**Brief**.
Tell how many lines include the string "sind". Answer with a single number.

**Data shown**.
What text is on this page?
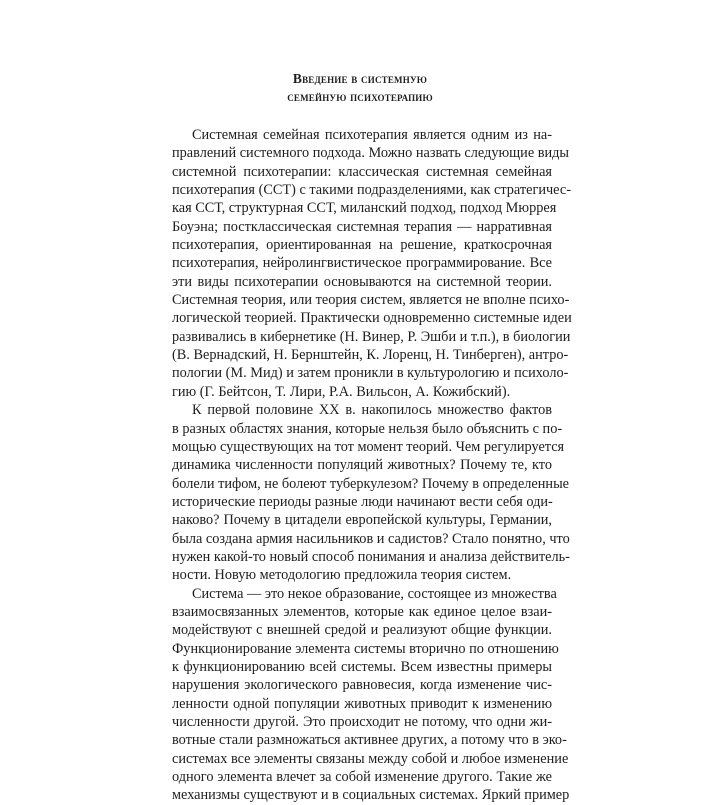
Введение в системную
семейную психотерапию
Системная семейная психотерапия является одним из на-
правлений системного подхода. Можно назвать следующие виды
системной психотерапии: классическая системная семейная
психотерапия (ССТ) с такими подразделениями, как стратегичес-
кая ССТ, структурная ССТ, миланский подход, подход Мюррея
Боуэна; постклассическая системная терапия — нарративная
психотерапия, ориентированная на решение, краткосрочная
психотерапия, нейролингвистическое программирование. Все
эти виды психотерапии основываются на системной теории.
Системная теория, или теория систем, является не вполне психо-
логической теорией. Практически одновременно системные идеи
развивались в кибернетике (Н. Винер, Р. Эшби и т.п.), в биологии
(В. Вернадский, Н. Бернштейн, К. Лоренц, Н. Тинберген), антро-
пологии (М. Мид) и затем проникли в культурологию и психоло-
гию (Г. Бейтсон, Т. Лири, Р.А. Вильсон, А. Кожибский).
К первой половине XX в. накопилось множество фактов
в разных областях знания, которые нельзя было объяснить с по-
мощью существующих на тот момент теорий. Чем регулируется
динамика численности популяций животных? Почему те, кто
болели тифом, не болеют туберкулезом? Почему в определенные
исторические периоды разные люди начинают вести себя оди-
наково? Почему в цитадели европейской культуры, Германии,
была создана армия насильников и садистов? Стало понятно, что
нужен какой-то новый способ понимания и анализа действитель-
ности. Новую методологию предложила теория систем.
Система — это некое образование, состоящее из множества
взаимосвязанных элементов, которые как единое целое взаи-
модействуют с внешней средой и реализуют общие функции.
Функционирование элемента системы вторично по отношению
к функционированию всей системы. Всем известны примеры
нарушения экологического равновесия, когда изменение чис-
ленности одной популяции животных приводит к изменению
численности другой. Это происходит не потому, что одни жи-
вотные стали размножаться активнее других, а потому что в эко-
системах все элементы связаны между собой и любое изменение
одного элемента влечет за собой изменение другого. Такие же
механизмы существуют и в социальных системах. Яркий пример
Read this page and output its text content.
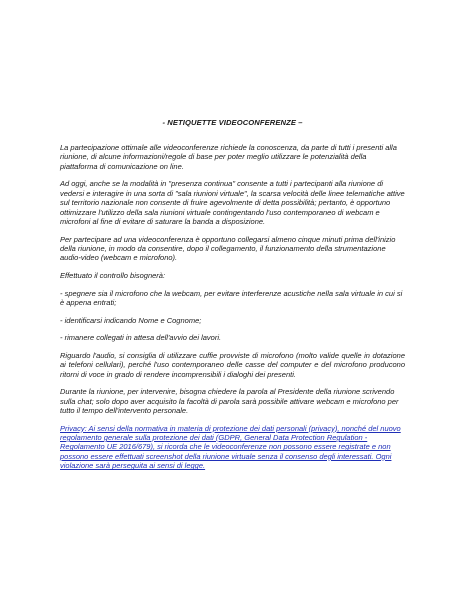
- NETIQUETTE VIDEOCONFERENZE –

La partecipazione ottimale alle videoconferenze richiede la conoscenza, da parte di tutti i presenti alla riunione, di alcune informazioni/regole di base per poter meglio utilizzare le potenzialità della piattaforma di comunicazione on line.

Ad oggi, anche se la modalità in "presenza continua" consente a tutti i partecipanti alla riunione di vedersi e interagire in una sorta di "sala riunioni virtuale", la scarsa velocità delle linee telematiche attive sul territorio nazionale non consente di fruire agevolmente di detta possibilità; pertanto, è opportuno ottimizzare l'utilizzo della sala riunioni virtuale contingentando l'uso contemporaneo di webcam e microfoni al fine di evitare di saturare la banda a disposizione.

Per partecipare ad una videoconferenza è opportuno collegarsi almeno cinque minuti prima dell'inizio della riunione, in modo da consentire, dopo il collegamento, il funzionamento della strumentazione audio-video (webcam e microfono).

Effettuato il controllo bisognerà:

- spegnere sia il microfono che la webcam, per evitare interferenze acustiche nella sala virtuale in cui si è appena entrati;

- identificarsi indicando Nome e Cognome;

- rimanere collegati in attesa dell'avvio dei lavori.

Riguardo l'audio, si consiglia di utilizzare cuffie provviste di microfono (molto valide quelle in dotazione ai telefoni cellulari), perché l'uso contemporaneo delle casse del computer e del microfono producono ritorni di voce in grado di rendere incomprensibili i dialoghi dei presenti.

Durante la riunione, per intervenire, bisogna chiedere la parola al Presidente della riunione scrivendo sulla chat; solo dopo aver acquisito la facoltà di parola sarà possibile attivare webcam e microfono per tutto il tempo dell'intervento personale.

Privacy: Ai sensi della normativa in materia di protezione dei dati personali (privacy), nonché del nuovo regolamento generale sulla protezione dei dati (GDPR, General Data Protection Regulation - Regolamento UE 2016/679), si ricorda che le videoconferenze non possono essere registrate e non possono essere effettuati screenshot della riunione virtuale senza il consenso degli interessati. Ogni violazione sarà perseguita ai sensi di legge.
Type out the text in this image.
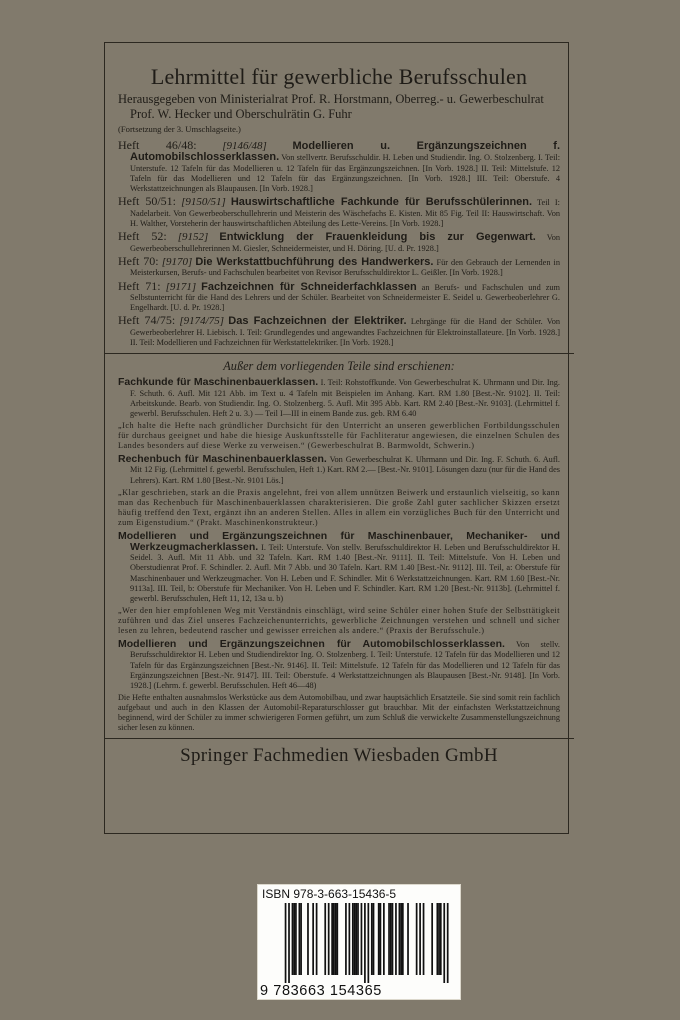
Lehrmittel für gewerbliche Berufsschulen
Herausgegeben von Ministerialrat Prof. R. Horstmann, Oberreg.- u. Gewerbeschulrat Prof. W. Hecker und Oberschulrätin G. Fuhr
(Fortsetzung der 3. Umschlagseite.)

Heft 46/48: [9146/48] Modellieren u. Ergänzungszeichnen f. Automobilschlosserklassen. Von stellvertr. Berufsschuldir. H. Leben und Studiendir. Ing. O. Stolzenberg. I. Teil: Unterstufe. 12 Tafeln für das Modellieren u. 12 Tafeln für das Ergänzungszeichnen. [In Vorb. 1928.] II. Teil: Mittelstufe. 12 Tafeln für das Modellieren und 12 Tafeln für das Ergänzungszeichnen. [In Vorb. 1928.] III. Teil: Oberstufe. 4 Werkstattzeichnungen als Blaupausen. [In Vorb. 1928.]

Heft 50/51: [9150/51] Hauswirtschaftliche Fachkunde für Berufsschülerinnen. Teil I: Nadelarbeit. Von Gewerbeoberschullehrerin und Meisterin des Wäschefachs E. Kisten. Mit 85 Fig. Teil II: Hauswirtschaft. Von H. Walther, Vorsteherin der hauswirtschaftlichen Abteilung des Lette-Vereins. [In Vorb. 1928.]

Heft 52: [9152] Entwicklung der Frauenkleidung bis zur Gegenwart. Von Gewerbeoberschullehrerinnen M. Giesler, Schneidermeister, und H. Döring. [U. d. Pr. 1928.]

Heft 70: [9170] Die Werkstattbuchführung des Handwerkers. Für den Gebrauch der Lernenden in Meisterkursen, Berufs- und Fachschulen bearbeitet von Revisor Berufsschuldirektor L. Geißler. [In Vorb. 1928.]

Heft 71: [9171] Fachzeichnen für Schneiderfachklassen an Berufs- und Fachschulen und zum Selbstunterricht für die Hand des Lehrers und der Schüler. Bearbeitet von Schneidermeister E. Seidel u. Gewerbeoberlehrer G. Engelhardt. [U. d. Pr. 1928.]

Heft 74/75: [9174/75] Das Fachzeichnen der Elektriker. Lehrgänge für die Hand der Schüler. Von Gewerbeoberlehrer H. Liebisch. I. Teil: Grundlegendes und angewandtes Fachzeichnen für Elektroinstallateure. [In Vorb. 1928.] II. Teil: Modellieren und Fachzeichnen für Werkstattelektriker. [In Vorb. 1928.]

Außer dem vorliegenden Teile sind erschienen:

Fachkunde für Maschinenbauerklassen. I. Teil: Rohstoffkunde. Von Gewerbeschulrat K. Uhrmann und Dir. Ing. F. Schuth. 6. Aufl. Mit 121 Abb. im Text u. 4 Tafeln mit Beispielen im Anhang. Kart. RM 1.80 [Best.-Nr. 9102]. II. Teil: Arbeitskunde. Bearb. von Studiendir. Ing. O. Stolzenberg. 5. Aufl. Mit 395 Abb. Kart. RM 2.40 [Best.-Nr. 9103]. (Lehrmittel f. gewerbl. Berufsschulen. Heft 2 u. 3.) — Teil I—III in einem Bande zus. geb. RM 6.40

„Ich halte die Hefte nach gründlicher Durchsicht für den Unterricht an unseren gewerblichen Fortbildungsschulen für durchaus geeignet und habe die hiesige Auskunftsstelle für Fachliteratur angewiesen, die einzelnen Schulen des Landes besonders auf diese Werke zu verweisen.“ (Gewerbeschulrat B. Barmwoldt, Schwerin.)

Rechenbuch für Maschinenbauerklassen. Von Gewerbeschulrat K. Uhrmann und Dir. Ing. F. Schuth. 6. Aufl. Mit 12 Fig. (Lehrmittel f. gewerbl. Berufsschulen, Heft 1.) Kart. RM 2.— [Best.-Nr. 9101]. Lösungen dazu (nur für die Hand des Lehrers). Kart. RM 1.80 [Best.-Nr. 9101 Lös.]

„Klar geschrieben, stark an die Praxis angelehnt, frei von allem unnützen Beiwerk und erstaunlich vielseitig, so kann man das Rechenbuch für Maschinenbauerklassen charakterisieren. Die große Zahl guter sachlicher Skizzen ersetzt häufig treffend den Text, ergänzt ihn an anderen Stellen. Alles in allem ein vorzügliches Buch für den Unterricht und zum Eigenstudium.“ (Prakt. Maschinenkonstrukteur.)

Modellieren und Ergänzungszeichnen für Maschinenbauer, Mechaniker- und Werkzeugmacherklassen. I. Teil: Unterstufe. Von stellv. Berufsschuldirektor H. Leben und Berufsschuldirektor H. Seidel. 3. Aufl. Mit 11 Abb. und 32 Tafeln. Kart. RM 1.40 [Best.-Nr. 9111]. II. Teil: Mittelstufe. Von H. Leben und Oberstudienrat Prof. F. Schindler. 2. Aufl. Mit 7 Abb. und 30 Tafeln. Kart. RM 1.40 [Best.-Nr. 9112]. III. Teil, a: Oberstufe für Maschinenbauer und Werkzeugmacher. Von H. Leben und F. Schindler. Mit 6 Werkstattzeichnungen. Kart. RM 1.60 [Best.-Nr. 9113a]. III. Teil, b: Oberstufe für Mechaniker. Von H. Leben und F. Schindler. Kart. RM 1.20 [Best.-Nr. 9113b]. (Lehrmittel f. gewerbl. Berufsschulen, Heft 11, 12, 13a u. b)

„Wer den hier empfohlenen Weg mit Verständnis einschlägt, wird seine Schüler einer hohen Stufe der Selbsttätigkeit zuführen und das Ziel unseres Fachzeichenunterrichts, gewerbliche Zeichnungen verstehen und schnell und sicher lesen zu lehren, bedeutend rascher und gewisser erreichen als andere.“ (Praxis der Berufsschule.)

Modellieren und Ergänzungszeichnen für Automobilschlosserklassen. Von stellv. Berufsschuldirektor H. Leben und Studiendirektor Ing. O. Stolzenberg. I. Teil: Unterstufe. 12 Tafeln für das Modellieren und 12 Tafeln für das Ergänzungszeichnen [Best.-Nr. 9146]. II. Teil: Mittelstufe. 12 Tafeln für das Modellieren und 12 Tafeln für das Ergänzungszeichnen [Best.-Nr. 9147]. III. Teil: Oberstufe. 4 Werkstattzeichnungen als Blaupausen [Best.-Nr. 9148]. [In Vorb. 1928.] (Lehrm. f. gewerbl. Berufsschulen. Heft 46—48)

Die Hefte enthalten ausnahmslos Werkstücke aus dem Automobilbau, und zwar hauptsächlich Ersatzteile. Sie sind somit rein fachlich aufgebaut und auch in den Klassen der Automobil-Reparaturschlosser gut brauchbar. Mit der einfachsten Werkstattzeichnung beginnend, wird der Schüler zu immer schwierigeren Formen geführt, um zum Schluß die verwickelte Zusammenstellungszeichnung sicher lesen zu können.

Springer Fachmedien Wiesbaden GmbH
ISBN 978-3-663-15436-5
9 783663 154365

**Correct answer**.
2